**Activity:** An exact transcription of the records is required, minus any images.

Figure record listings:

────────

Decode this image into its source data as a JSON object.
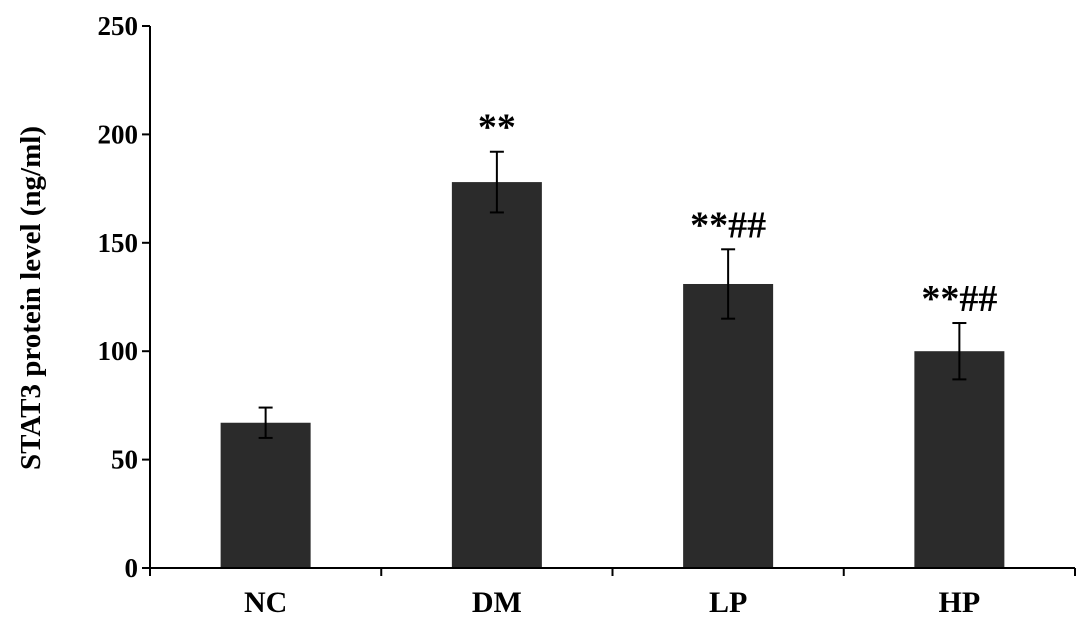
{
  "chart_data": {
    "type": "bar",
    "title": "",
    "xlabel": "",
    "ylabel": "STAT3 protein level (ng/ml)",
    "ylim": [
      0,
      250
    ],
    "yticks": [
      0,
      50,
      100,
      150,
      200,
      250
    ],
    "grid": false,
    "legend": "none",
    "bar_color": "#2b2b2b",
    "categories": [
      "NC",
      "DM",
      "LP",
      "HP"
    ],
    "values": [
      67,
      178,
      131,
      100
    ],
    "errors": [
      7,
      14,
      16,
      13
    ],
    "annotations": [
      "",
      "**",
      "**##",
      "**##"
    ]
  }
}
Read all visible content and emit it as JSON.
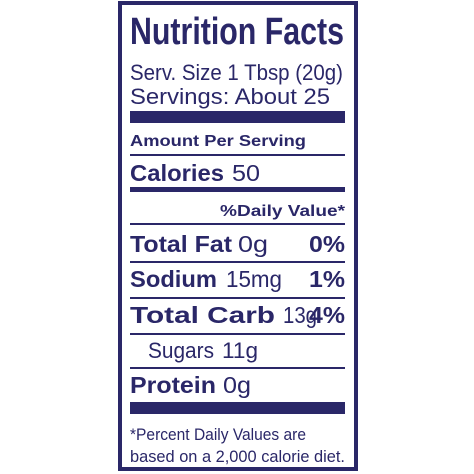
{
  "header": {
    "title": "Nutrition Facts",
    "serving_size": "Serv. Size 1 Tbsp (20g)",
    "servings": "Servings: About 25"
  },
  "amount_per_serving": "Amount Per Serving",
  "calories": {
    "label": "Calories",
    "value": "50"
  },
  "daily_value_header": "%Daily Value*",
  "nutrients": [
    {
      "name": "Total Fat",
      "amount": "0g",
      "percent": "0%"
    },
    {
      "name": "Sodium",
      "amount": "15mg",
      "percent": "1%"
    },
    {
      "name": "Total Carb",
      "amount": "13g",
      "percent": "4%"
    }
  ],
  "sub_nutrient": {
    "name": "Sugars",
    "amount": "11g"
  },
  "protein": {
    "name": "Protein",
    "amount": "0g"
  },
  "footnote": [
    "*Percent Daily Values are",
    "based on a 2,000 calorie diet."
  ]
}
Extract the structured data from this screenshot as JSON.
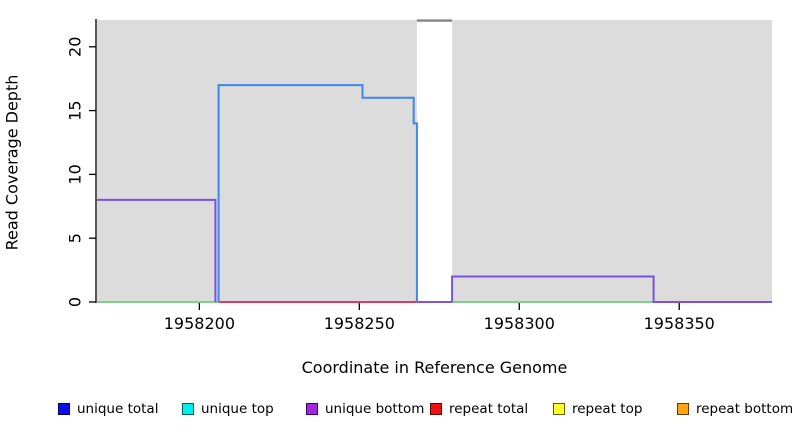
{
  "figure": {
    "background": "#ffffff",
    "plot_background": "#dcdcdc",
    "axis_color": "#000000"
  },
  "chart_data": {
    "type": "line",
    "subtype": "step-coverage",
    "title": "",
    "xlabel": "Coordinate in Reference Genome",
    "ylabel": "Read Coverage Depth",
    "xlim": [
      1958168,
      1958379
    ],
    "ylim": [
      0,
      22.1
    ],
    "x_ticks": [
      1958200,
      1958250,
      1958300,
      1958350
    ],
    "y_ticks": [
      0,
      5,
      10,
      15,
      20
    ],
    "grid": false,
    "plot_background": "#dcdcdc",
    "highlight_region": {
      "x0": 1958268,
      "x1": 1958279,
      "color": "#ffffff",
      "offscale_marker_color": "#848484"
    },
    "series": [
      {
        "name": "zero-baseline-left",
        "color": "#7fcf8c",
        "points": [
          [
            1958168,
            0
          ],
          [
            1958206,
            0
          ]
        ]
      },
      {
        "name": "zero-baseline-mid",
        "color": "#dd3a64",
        "points": [
          [
            1958206,
            0
          ],
          [
            1958268,
            0
          ]
        ]
      },
      {
        "name": "zero-baseline-band",
        "color": "#7a52e6",
        "points": [
          [
            1958268,
            0
          ],
          [
            1958279,
            0
          ]
        ]
      },
      {
        "name": "zero-baseline-right",
        "color": "#7fcf8c",
        "points": [
          [
            1958279,
            0
          ],
          [
            1958342,
            0
          ]
        ]
      },
      {
        "name": "unique-bottom-left",
        "color": "#7a52e6",
        "points": [
          [
            1958168,
            8
          ],
          [
            1958205,
            8
          ],
          [
            1958205,
            0
          ]
        ]
      },
      {
        "name": "unique-bottom-right",
        "color": "#7a52e6",
        "points": [
          [
            1958279,
            0
          ],
          [
            1958279,
            2
          ],
          [
            1958342,
            2
          ],
          [
            1958342,
            0
          ],
          [
            1958379,
            0
          ]
        ]
      },
      {
        "name": "unique-total",
        "color": "#3c86ec",
        "points": [
          [
            1958206,
            0
          ],
          [
            1958206,
            17
          ],
          [
            1958251,
            17
          ],
          [
            1958251,
            16
          ],
          [
            1958267,
            16
          ],
          [
            1958267,
            14
          ],
          [
            1958268,
            14
          ],
          [
            1958268,
            0
          ]
        ]
      }
    ],
    "legend": {
      "position": "bottom",
      "entries": [
        {
          "label": "unique total",
          "fill": "#0d0de8",
          "border": "#000060"
        },
        {
          "label": "unique top",
          "fill": "#00f0f0",
          "border": "#006060"
        },
        {
          "label": "unique bottom",
          "fill": "#a228e0",
          "border": "#3d0060"
        },
        {
          "label": "repeat total",
          "fill": "#ee1111",
          "border": "#600000"
        },
        {
          "label": "repeat top",
          "fill": "#ffff2a",
          "border": "#606000"
        },
        {
          "label": "repeat bottom",
          "fill": "#ffa513",
          "border": "#604000"
        }
      ]
    }
  }
}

────────

**Written response:**
Decode this image into its source data as a JSON object.
{
  "chart_data": {
    "type": "bar",
    "title": "",
    "xlabel": "",
    "ylabel": "STAT3 protein level (ng/ml)",
    "ylim": [
      0,
      250
    ],
    "yticks": [
      0,
      50,
      100,
      150,
      200,
      250
    ],
    "grid": false,
    "legend": "none",
    "bar_color": "#2b2b2b",
    "categories": [
      "NC",
      "DM",
      "LP",
      "HP"
    ],
    "values": [
      67,
      178,
      131,
      100
    ],
    "errors": [
      7,
      14,
      16,
      13
    ],
    "annotations": [
      "",
      "**",
      "**##",
      "**##"
    ]
  }
}
Read all visible content and emit it as JSON.
{
  "header": {
    "title": "Nutrition Facts",
    "serving_size": "Serv. Size 1 Tbsp (20g)",
    "servings": "Servings: About 25"
  },
  "amount_per_serving": "Amount Per Serving",
  "calories": {
    "label": "Calories",
    "value": "50"
  },
  "daily_value_header": "%Daily Value*",
  "nutrients": [
    {
      "name": "Total Fat",
      "amount": "0g",
      "percent": "0%"
    },
    {
      "name": "Sodium",
      "amount": "15mg",
      "percent": "1%"
    },
    {
      "name": "Total Carb",
      "amount": "13g",
      "percent": "4%"
    }
  ],
  "sub_nutrient": {
    "name": "Sugars",
    "amount": "11g"
  },
  "protein": {
    "name": "Protein",
    "amount": "0g"
  },
  "footnote": [
    "*Percent Daily Values are",
    "based on a 2,000 calorie diet."
  ]
}
Extract the structured data from this screenshot as JSON.
{
  "figure": {
    "background": "#ffffff",
    "plot_background": "#dcdcdc",
    "axis_color": "#000000"
  },
  "chart_data": {
    "type": "line",
    "subtype": "step-coverage",
    "title": "",
    "xlabel": "Coordinate in Reference Genome",
    "ylabel": "Read Coverage Depth",
    "xlim": [
      1958168,
      1958379
    ],
    "ylim": [
      0,
      22.1
    ],
    "x_ticks": [
      1958200,
      1958250,
      1958300,
      1958350
    ],
    "y_ticks": [
      0,
      5,
      10,
      15,
      20
    ],
    "grid": false,
    "plot_background": "#dcdcdc",
    "highlight_region": {
      "x0": 1958268,
      "x1": 1958279,
      "color": "#ffffff",
      "offscale_marker_color": "#848484"
    },
    "series": [
      {
        "name": "zero-baseline-left",
        "color": "#7fcf8c",
        "points": [
          [
            1958168,
            0
          ],
          [
            1958206,
            0
          ]
        ]
      },
      {
        "name": "zero-baseline-mid",
        "color": "#dd3a64",
        "points": [
          [
            1958206,
            0
          ],
          [
            1958268,
            0
          ]
        ]
      },
      {
        "name": "zero-baseline-band",
        "color": "#7a52e6",
        "points": [
          [
            1958268,
            0
          ],
          [
            1958279,
            0
          ]
        ]
      },
      {
        "name": "zero-baseline-right",
        "color": "#7fcf8c",
        "points": [
          [
            1958279,
            0
          ],
          [
            1958342,
            0
          ]
        ]
      },
      {
        "name": "unique-bottom-left",
        "color": "#7a52e6",
        "points": [
          [
            1958168,
            8
          ],
          [
            1958205,
            8
          ],
          [
            1958205,
            0
          ]
        ]
      },
      {
        "name": "unique-bottom-right",
        "color": "#7a52e6",
        "points": [
          [
            1958279,
            0
          ],
          [
            1958279,
            2
          ],
          [
            1958342,
            2
          ],
          [
            1958342,
            0
          ],
          [
            1958379,
            0
          ]
        ]
      },
      {
        "name": "unique-total",
        "color": "#3c86ec",
        "points": [
          [
            1958206,
            0
          ],
          [
            1958206,
            17
          ],
          [
            1958251,
            17
          ],
          [
            1958251,
            16
          ],
          [
            1958267,
            16
          ],
          [
            1958267,
            14
          ],
          [
            1958268,
            14
          ],
          [
            1958268,
            0
          ]
        ]
      }
    ],
    "legend": {
      "position": "bottom",
      "entries": [
        {
          "label": "unique total",
          "fill": "#0d0de8",
          "border": "#000060"
        },
        {
          "label": "unique top",
          "fill": "#00f0f0",
          "border": "#006060"
        },
        {
          "label": "unique bottom",
          "fill": "#a228e0",
          "border": "#3d0060"
        },
        {
          "label": "repeat total",
          "fill": "#ee1111",
          "border": "#600000"
        },
        {
          "label": "repeat top",
          "fill": "#ffff2a",
          "border": "#606000"
        },
        {
          "label": "repeat bottom",
          "fill": "#ffa513",
          "border": "#604000"
        }
      ]
    }
  }
}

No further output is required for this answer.